Data records:
## BEGIN

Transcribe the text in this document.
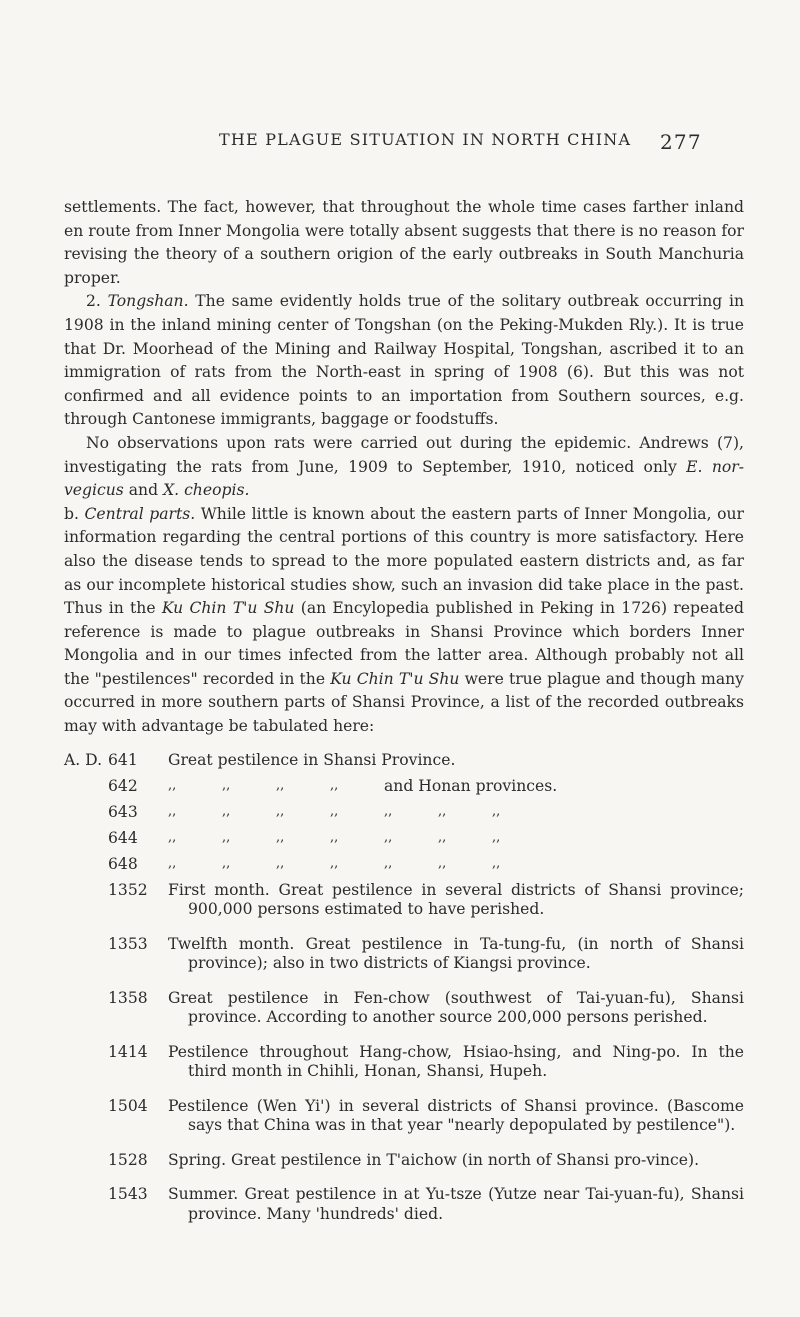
THE PLAGUE SITUATION IN NORTH CHINA 277

settlements. The fact, however, that throughout the whole time cases farther inland en route from Inner Mongolia were totally absent suggests that there is no reason for revising the theory of a southern origion of the early outbreaks in South Manchuria proper.

2. Tongshan. The same evidently holds true of the solitary outbreak occurring in 1908 in the inland mining center of Tongshan (on the Peking-Mukden Rly.). It is true that Dr. Moorhead of the Mining and Railway Hospital, Tongshan, ascribed it to an immigration of rats from the North-east in spring of 1908 (6). But this was not confirmed and all evidence points to an importation from Southern sources, e.g. through Cantonese immigrants, baggage or foodstuffs.

No observations upon rats were carried out during the epidemic. Andrews (7), investigating the rats from June, 1909 to September, 1910, noticed only E. nor-vegicus and X. cheopis.

b. Central parts. While little is known about the eastern parts of Inner Mongolia, our information regarding the central portions of this country is more satisfactory. Here also the disease tends to spread to the more populated eastern districts and, as far as our incomplete historical studies show, such an invasion did take place in the past. Thus in the Ku Chin T'u Shu (an Encylopedia published in Peking in 1726) repeated reference is made to plague outbreaks in Shansi Province which borders Inner Mongolia and in our times infected from the latter area. Although probably not all the "pestilences" recorded in the Ku Chin T'u Shu were true plague and though many occurred in more southern parts of Shansi Province, a list of the recorded outbreaks may with advantage be tabulated here:

A. D. 641	Great pestilence in Shansi Province.
642	,,	,,	,,	,,	and Honan provinces.
643	,,	,,	,,	,,	,,	,,	,,
644	,,	,,	,,	,,	,,	,,	,,
648	,,	,,	,,	,,	,,	,,	,,
1352	First month. Great pestilence in several districts of Shansi province; 900,000 persons estimated to have perished.
1353	Twelfth month. Great pestilence in Ta-tung-fu, (in north of Shansi province); also in two districts of Kiangsi province.
1358	Great pestilence in Fen-chow (southwest of Tai-yuan-fu), Shansi province. According to another source 200,000 persons perished.
1414	Pestilence throughout Hang-chow, Hsiao-hsing, and Ning-po. In the third month in Chihli, Honan, Shansi, Hupeh.
1504	Pestilence (Wen Yi') in several districts of Shansi province. (Bascome says that China was in that year "nearly depopulated by pestilence").
1528	Spring. Great pestilence in T'aichow (in north of Shansi pro-vince).
1543	Summer. Great pestilence in at Yu-tsze (Yutze near Tai-yuan-fu), Shansi province. Many 'hundreds' died.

## END

The problem: Identify every line holding the word "perished" and copy it out.

Expected answer:
1352	First month. Great pestilence in several districts of Shansi province; 900,000 persons estimated to have perished.
1358	Great pestilence in Fen-chow (southwest of Tai-yuan-fu), Shansi province. According to another source 200,000 persons perished.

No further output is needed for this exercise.